[Chart and figure data]
☆ ☆ ☆ ☆ ☆

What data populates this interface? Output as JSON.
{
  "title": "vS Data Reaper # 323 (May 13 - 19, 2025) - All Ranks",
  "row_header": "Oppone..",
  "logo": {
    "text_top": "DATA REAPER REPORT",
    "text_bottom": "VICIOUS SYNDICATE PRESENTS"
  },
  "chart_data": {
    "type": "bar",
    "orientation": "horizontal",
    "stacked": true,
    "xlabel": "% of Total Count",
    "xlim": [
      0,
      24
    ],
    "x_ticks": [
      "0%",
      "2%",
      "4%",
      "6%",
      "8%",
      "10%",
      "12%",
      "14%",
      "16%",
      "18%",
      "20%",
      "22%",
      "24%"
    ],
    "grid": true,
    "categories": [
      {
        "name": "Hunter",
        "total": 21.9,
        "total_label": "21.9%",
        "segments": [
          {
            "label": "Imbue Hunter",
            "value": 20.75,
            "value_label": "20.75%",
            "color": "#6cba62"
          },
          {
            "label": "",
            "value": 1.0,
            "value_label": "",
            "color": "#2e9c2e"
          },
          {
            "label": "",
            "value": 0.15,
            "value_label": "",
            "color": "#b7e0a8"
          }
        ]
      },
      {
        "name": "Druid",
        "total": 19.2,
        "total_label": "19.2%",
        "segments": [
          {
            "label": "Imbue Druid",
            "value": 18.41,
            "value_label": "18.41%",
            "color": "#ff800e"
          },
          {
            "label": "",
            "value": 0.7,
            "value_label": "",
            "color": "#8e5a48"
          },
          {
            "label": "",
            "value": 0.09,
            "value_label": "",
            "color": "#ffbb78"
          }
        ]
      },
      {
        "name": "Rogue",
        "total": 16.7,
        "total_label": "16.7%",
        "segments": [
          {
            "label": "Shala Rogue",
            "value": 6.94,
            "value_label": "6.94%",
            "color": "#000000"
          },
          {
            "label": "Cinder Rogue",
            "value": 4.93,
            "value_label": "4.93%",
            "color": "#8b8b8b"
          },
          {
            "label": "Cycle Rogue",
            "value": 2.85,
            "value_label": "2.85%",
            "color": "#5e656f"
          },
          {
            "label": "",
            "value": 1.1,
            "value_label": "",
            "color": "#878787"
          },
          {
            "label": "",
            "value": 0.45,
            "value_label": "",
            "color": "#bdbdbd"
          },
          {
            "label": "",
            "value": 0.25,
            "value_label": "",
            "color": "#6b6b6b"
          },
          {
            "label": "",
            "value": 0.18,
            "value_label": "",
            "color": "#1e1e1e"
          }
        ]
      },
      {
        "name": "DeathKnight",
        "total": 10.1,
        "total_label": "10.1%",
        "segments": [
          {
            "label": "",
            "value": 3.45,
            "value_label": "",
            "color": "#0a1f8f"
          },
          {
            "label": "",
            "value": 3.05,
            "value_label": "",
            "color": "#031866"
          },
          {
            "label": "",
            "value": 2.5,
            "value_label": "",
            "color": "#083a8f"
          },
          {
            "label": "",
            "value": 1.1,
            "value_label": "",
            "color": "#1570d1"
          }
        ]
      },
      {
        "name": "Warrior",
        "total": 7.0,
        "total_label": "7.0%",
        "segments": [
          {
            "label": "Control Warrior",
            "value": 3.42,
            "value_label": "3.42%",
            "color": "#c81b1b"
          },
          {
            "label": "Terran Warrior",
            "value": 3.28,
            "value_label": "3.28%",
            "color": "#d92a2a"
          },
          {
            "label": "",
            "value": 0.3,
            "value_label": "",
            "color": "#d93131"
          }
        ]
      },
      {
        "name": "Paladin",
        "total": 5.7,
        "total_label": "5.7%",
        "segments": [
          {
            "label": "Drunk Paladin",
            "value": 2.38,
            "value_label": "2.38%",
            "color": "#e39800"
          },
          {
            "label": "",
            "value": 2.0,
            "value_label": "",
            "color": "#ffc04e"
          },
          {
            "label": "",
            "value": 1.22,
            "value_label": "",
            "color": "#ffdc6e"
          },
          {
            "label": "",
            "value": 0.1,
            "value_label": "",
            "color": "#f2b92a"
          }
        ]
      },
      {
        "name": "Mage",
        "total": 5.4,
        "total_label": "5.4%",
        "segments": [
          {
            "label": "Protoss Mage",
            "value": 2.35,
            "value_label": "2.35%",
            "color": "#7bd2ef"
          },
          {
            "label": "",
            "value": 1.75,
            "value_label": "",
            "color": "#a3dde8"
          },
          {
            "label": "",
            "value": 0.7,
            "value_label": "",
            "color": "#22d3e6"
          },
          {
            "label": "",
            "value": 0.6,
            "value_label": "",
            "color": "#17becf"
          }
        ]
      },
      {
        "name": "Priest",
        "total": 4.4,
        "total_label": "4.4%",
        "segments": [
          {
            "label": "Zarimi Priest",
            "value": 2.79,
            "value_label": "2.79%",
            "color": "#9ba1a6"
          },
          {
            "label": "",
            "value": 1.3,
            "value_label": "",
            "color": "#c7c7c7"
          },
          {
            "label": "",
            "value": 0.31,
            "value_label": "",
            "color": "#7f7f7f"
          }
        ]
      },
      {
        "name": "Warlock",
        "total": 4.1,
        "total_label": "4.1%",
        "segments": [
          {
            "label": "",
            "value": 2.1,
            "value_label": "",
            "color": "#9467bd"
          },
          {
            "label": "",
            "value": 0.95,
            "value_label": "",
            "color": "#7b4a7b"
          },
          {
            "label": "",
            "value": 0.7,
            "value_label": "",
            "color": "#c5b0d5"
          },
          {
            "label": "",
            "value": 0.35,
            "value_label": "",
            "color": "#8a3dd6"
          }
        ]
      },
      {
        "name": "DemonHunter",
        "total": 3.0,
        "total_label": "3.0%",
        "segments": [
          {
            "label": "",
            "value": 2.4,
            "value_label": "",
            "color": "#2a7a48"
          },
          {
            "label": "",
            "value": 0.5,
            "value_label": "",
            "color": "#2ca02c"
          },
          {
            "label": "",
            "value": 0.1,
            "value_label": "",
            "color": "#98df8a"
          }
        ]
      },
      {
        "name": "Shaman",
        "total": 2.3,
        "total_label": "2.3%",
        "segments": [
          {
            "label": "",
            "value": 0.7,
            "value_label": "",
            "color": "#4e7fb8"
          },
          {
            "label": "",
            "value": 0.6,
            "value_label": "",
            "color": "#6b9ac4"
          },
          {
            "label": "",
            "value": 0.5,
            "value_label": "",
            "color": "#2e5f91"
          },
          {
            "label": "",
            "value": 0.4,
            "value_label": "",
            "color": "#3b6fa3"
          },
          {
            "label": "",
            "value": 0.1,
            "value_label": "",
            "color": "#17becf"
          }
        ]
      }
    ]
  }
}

☆ ☆ ☆ ☆ ☆

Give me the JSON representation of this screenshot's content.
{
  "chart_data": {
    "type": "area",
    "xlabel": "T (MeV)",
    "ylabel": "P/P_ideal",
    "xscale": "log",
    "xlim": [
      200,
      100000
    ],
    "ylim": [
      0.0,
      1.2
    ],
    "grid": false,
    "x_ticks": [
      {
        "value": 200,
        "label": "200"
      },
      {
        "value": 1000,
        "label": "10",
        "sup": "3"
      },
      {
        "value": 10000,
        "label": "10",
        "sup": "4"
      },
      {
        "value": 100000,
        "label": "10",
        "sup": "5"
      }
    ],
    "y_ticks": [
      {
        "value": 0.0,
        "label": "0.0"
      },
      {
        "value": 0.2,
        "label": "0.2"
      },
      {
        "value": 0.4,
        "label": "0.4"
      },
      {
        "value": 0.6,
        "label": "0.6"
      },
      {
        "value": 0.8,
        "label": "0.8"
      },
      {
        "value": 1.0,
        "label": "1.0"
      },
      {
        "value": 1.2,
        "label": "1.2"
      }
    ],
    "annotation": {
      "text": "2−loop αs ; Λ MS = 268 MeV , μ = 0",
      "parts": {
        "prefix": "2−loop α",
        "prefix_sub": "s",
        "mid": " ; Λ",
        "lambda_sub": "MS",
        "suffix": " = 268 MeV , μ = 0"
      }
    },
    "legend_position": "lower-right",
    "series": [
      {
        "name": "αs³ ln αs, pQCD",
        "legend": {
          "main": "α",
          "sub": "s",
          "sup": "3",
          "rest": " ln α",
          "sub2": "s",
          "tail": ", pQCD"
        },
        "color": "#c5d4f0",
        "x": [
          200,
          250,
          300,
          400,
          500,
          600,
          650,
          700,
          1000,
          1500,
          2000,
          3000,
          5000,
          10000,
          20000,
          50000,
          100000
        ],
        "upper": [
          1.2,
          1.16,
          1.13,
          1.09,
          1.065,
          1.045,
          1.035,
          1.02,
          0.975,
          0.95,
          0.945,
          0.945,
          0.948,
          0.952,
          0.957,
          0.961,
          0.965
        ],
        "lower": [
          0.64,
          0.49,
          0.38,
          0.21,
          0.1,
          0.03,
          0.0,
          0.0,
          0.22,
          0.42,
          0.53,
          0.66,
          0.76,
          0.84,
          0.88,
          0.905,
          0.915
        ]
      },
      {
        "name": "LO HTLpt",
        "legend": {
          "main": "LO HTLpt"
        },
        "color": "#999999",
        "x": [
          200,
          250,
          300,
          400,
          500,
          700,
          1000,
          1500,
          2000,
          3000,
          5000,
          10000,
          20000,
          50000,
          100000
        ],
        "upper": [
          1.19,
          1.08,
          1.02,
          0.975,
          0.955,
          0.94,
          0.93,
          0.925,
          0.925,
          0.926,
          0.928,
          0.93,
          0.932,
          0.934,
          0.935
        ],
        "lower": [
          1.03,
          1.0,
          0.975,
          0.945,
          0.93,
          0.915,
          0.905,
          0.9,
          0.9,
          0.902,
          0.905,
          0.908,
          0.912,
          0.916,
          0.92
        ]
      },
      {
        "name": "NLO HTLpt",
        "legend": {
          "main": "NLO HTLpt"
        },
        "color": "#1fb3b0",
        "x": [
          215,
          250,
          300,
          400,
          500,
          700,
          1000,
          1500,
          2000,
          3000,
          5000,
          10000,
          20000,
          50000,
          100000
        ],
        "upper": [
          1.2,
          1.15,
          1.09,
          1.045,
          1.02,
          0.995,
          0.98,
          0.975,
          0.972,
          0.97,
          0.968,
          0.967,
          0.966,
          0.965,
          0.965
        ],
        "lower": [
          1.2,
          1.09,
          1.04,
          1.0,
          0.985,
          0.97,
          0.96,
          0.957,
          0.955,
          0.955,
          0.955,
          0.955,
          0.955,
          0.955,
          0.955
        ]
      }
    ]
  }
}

☆ ☆ ☆ ☆ ☆

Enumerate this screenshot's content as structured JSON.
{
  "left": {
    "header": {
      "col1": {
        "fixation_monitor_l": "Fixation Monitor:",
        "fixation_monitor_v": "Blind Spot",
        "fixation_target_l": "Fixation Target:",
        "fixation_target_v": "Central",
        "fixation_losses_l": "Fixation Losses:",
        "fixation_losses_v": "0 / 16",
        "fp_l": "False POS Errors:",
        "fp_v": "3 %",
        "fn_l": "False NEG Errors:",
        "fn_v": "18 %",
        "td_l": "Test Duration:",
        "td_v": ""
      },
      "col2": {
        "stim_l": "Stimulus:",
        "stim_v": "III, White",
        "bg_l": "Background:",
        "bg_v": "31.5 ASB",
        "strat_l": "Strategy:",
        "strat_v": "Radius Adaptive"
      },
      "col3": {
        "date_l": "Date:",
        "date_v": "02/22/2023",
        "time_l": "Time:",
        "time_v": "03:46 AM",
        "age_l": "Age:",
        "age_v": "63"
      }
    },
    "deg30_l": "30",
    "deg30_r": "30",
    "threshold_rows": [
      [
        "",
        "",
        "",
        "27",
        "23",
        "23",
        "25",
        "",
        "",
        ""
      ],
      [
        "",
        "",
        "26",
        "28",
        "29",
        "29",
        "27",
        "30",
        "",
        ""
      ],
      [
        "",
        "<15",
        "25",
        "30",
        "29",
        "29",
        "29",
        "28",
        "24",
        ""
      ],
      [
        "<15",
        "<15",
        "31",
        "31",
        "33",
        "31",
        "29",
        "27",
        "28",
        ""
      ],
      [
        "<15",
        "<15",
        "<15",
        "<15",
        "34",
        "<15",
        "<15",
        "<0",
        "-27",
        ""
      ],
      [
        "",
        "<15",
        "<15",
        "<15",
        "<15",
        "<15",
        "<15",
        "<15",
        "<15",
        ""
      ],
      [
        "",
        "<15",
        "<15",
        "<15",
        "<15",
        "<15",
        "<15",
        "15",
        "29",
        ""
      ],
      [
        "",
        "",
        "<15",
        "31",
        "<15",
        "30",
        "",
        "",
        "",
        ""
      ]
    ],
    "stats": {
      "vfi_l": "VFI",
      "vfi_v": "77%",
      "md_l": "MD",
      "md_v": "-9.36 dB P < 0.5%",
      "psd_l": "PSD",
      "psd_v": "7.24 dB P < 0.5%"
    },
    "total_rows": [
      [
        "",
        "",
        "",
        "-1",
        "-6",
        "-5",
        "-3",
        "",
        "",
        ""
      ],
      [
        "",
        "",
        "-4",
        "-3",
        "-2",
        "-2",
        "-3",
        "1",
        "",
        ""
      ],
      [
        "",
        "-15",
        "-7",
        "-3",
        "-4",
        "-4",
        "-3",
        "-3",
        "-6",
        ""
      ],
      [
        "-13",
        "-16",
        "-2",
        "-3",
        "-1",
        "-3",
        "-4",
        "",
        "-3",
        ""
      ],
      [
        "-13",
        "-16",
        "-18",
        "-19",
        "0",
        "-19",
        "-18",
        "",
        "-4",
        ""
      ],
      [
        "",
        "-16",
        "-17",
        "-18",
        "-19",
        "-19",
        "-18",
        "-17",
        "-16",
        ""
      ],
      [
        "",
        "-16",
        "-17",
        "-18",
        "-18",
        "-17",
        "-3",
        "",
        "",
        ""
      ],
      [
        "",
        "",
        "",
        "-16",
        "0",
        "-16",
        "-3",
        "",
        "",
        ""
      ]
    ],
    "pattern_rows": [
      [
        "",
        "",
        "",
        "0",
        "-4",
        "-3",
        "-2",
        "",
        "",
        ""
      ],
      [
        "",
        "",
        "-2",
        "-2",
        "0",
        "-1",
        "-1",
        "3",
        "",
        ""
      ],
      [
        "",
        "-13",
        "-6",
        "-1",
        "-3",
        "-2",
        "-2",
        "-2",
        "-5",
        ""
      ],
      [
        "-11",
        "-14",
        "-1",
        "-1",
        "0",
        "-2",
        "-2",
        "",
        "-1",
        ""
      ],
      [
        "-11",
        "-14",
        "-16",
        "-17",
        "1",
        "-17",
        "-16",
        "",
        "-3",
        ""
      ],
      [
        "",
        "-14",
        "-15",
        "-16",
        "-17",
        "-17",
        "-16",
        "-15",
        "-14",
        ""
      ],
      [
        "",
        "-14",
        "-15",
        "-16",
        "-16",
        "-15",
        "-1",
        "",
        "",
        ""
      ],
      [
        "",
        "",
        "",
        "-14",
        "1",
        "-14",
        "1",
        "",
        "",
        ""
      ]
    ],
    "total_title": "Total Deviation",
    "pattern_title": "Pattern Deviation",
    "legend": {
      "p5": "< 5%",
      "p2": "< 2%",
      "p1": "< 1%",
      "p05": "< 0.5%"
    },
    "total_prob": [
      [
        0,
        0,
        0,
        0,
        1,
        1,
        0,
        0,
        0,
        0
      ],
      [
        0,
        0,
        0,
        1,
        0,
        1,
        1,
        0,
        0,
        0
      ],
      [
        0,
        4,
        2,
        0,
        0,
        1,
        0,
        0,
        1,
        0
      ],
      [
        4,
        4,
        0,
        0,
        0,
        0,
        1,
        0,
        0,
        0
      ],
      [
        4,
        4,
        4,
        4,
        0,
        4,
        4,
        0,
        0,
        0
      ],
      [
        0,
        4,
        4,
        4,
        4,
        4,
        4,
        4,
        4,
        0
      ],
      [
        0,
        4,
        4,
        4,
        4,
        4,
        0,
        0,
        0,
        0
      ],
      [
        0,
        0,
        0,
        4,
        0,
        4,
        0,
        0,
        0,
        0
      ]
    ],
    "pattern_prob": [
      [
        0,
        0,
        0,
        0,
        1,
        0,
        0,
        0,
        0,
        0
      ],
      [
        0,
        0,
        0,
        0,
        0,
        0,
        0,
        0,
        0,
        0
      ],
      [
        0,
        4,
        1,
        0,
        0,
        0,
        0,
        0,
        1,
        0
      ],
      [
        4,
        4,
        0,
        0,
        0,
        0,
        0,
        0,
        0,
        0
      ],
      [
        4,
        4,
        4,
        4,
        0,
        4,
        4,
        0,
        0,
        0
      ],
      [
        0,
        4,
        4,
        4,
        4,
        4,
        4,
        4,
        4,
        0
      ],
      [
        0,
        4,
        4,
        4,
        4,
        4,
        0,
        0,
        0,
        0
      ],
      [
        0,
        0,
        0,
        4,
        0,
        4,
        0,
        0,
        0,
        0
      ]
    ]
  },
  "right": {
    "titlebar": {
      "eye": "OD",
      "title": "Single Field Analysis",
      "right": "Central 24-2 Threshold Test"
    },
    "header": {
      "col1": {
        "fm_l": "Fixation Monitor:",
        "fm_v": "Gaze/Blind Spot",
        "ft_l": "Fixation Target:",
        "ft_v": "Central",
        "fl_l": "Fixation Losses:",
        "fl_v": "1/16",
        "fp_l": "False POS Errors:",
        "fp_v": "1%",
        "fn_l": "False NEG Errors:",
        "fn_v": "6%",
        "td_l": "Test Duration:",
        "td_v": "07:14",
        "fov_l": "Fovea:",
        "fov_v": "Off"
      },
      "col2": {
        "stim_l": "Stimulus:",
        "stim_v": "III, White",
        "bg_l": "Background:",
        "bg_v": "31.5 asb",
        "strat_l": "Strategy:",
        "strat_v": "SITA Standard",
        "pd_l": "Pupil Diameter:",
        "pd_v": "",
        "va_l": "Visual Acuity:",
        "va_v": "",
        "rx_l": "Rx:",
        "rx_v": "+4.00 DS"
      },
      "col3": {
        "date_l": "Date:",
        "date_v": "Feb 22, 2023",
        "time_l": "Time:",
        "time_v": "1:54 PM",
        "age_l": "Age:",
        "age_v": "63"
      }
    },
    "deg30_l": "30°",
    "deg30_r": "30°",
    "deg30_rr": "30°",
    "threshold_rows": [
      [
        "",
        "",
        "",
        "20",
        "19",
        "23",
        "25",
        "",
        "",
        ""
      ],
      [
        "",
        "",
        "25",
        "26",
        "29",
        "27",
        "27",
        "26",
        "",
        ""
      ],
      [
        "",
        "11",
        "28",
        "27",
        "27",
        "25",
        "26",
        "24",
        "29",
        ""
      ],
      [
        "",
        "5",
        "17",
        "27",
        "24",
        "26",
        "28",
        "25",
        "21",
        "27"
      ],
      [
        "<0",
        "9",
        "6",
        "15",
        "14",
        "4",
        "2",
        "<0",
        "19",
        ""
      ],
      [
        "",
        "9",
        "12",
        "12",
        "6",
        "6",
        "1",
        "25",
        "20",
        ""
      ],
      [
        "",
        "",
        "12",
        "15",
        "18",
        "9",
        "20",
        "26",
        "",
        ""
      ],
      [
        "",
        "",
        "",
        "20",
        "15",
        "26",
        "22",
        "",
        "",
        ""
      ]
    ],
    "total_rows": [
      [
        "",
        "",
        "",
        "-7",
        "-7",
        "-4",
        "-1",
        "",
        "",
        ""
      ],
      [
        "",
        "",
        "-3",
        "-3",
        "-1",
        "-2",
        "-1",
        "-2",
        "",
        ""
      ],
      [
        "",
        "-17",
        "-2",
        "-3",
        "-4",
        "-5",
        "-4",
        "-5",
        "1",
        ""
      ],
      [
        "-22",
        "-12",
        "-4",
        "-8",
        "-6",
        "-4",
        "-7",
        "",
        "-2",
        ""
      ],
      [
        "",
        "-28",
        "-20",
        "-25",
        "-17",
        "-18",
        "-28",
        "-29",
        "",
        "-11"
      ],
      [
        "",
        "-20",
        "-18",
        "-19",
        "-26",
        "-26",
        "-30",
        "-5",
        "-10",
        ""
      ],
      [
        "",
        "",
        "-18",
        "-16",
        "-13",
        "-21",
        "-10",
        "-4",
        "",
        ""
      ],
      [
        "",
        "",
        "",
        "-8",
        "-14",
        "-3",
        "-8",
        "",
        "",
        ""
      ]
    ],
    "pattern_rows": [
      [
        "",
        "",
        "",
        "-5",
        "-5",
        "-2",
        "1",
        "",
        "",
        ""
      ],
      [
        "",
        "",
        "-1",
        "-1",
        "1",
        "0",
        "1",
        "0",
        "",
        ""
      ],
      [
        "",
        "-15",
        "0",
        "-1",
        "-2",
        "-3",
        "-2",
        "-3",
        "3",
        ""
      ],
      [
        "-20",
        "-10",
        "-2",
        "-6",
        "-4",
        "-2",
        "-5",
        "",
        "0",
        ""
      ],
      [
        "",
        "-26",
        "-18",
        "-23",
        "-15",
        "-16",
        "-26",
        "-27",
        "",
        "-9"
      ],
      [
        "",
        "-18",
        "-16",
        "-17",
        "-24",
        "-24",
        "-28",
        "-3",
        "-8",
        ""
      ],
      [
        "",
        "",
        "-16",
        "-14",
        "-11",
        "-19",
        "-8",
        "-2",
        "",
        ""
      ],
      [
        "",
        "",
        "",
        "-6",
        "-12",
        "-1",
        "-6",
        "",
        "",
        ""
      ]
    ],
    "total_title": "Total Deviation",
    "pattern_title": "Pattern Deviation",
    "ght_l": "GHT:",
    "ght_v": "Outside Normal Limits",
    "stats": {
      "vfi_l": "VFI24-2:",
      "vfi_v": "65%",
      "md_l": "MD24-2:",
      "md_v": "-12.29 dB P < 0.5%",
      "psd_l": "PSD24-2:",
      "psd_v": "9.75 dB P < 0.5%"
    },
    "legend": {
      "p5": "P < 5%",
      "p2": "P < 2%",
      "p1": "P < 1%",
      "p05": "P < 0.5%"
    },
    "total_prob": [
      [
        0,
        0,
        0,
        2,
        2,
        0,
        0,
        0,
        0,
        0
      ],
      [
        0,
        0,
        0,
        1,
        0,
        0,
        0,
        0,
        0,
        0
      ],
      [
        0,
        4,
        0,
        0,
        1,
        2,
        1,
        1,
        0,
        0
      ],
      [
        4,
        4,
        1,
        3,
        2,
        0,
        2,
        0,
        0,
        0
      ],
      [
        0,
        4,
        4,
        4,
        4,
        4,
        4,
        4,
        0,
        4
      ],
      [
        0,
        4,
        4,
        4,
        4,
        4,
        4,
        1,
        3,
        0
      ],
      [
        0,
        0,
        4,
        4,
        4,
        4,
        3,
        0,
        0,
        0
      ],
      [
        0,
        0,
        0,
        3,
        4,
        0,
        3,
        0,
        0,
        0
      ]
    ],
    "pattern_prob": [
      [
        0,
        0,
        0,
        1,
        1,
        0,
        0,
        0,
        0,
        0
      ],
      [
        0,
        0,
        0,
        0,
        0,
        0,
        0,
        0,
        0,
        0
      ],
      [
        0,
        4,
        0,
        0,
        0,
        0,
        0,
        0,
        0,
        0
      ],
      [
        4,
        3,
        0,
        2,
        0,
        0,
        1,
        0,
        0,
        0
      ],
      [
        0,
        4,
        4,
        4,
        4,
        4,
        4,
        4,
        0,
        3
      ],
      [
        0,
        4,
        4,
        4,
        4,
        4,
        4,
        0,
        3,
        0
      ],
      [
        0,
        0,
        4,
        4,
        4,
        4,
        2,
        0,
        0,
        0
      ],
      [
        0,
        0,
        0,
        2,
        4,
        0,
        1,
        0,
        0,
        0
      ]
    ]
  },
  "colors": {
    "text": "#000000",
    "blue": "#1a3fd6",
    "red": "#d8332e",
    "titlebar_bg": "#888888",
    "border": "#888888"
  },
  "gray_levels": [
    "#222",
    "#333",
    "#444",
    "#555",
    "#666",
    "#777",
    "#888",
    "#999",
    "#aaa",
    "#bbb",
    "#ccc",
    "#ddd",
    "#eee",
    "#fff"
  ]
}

☆ ☆ ☆ ☆ ☆

**To be done**
Pick out the lines that include the word "Imbue" and write them out.

**Output of the task**
            "label": "Imbue Hunter",
            "label": "Imbue Druid",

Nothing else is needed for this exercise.